Page excerpt:

A student of mine asked me that yesterday while I was coaching them on the very first product they’re launching. That question right there is what Design is all about in this age of agentic software.

The product in question is one we’ll be seeing more and more of: an AI-native SaaS that helps small agro-business companies get clarity from their commercial data and make the right decisions (what to buy and sell, at which price, through which provider, when). Reduced to its simplest expression, it’s a dashboard and some reports, paired with 2 AI agents supposed to act as a CRO and CFO - of course.

This MVP was already pretty mature. Clean design patterns. Already the ersatz of a brand. Navigable and understandable. Some tweaks here and there, but very acceptable overall.

Consequently, all visual distractions went poof, and for one hour, we got to discuss what really mattered: information architecture. How to present data? Which information to prioritize? How to go from information to action?

Data excerpt:
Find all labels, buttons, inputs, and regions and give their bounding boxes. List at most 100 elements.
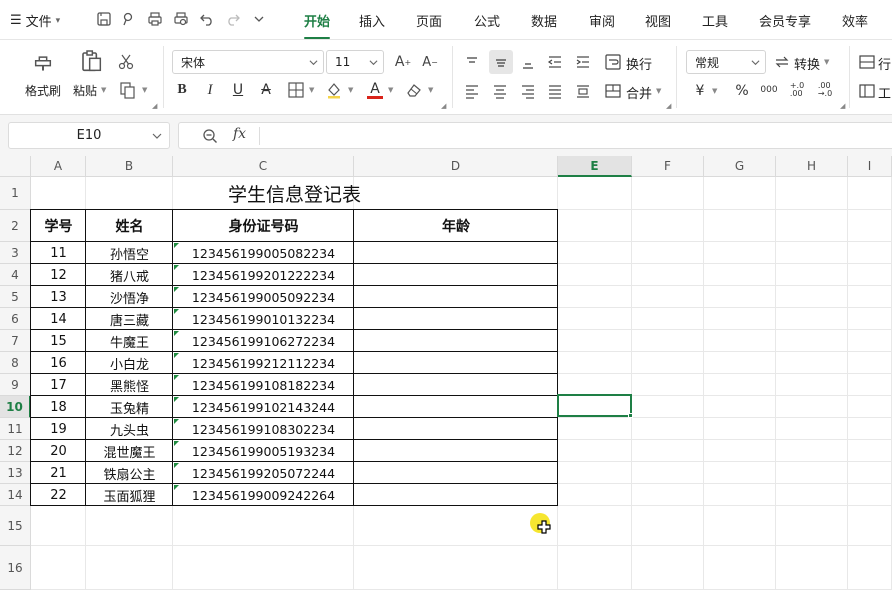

Task set:
1. Using the excerpt on design coaching, decide whether each statement is true: (a) The product is meant for small agro-business companies. (b) The dashboard is paired with three AI agents. (c) The discussion of information architecture lasted one hour. Answer yes or no for each, quoting the words from the excerpt that settle it.
2. Answer these from the excerpt on design coaching:
(a) Which two roles are the AI agents supposed to act as?
(b) What word describes the MVP's design patterns?
(c) What subject did the session turn to once the visual distractions were gone?
3. Translate this sentence from the excerpt on design coaching into French: "Consequently, all visual distractions went poof, and for one hour, we got to discuss what really mattered: information architecture."
The material has no connection to the text.

Solved problems:
1.
(a) Yes: "helps small agro-business companies get clarity from their commercial data"
(b) No: "paired with 2 AI agents supposed to act as a CRO and CFO"
(c) Yes: "for one hour, we got to discuss what really mattered: information architecture"

2.
(a) A CRO and a CFO.
(b) Clean.
(c) Information architecture.

3. Par conséquent, toutes les distractions visuelles se sont volatilisées et, pendant une heure, nous avons pu discuter de ce qui comptait vraiment : l'architecture de l'information.